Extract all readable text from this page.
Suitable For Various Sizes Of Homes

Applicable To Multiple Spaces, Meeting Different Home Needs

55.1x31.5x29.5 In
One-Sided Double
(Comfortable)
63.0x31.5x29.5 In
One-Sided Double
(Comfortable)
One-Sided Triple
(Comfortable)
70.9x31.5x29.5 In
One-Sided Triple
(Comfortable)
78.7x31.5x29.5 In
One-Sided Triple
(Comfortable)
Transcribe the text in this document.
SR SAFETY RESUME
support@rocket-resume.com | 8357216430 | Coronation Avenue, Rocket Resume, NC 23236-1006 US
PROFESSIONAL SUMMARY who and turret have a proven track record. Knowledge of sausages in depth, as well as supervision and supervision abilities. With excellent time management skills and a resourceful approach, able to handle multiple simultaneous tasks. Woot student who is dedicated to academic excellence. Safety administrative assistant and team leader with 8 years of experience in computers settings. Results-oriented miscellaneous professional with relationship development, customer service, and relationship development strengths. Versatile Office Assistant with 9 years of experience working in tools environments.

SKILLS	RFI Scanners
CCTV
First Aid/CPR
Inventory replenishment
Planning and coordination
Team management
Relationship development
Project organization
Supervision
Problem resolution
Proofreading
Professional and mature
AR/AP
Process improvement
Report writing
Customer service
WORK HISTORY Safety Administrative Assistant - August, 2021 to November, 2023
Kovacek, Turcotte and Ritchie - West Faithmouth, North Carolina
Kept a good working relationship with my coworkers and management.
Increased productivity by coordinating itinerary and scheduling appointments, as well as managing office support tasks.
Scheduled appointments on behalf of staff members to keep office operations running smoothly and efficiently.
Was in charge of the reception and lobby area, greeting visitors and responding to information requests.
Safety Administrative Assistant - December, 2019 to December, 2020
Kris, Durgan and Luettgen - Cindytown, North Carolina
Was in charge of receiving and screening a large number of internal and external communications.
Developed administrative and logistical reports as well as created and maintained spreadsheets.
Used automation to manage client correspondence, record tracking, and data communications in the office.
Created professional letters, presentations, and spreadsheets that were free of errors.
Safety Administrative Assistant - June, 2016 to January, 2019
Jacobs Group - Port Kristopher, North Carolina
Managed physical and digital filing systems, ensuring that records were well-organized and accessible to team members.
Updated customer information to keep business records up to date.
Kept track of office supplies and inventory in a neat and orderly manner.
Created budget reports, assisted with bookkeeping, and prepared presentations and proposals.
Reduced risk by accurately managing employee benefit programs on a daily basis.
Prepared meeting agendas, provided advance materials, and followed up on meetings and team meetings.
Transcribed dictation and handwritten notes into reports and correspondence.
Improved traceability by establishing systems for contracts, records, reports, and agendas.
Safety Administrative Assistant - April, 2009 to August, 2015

════

Exercise: Scan the material above for the string "presentations" and return the lines that hold it.

Response below:
Created professional letters, presentations, and spreadsheets that were free of errors.
Created budget reports, assisted with bookkeeping, and prepared presentations and proposals.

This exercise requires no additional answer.